* [Work to do]
Tally up the lines carrying the string "price" and respond with only the resulting number.

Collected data
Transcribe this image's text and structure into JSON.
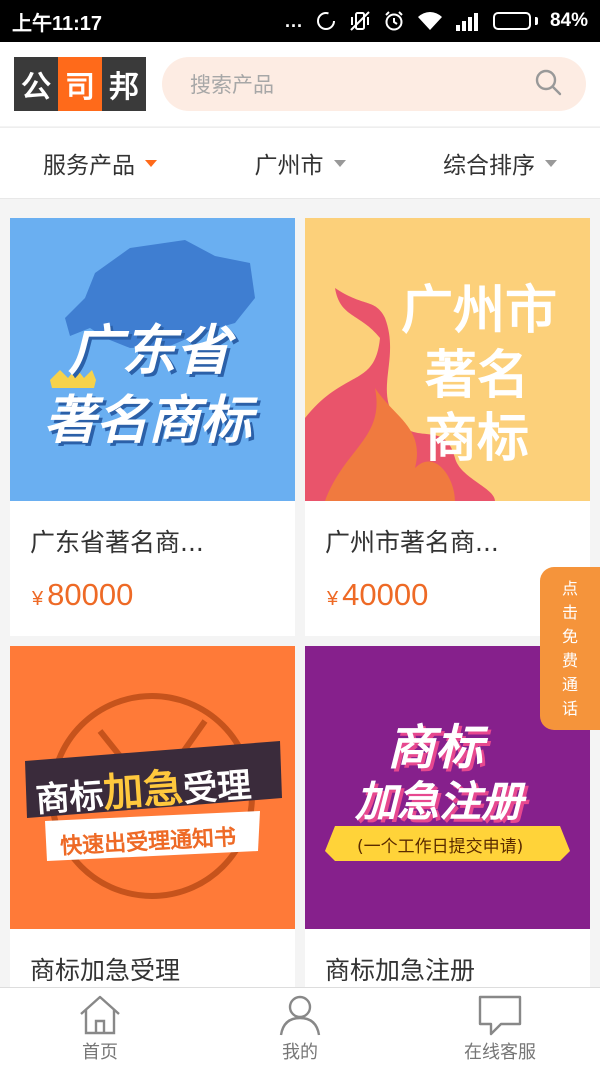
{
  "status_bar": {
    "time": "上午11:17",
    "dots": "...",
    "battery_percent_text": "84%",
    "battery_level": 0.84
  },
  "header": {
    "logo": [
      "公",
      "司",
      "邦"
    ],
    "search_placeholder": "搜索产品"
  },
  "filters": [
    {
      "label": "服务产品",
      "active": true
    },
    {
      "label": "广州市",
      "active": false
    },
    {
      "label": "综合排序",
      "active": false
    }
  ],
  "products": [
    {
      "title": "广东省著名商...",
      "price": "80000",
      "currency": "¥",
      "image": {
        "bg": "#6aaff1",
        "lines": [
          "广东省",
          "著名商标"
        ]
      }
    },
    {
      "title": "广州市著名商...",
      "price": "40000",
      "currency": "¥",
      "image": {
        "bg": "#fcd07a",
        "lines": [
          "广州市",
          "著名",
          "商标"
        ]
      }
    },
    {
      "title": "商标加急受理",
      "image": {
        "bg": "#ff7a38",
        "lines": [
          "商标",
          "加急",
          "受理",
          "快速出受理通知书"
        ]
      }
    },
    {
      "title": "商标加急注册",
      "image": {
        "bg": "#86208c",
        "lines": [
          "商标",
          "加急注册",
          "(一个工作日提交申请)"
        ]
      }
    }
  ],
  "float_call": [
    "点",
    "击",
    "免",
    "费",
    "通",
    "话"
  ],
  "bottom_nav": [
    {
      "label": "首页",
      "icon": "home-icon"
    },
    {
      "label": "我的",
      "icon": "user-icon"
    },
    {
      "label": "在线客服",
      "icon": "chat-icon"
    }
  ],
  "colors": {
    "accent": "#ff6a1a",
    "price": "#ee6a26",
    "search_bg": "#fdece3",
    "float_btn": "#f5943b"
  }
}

* [Complete answer]
3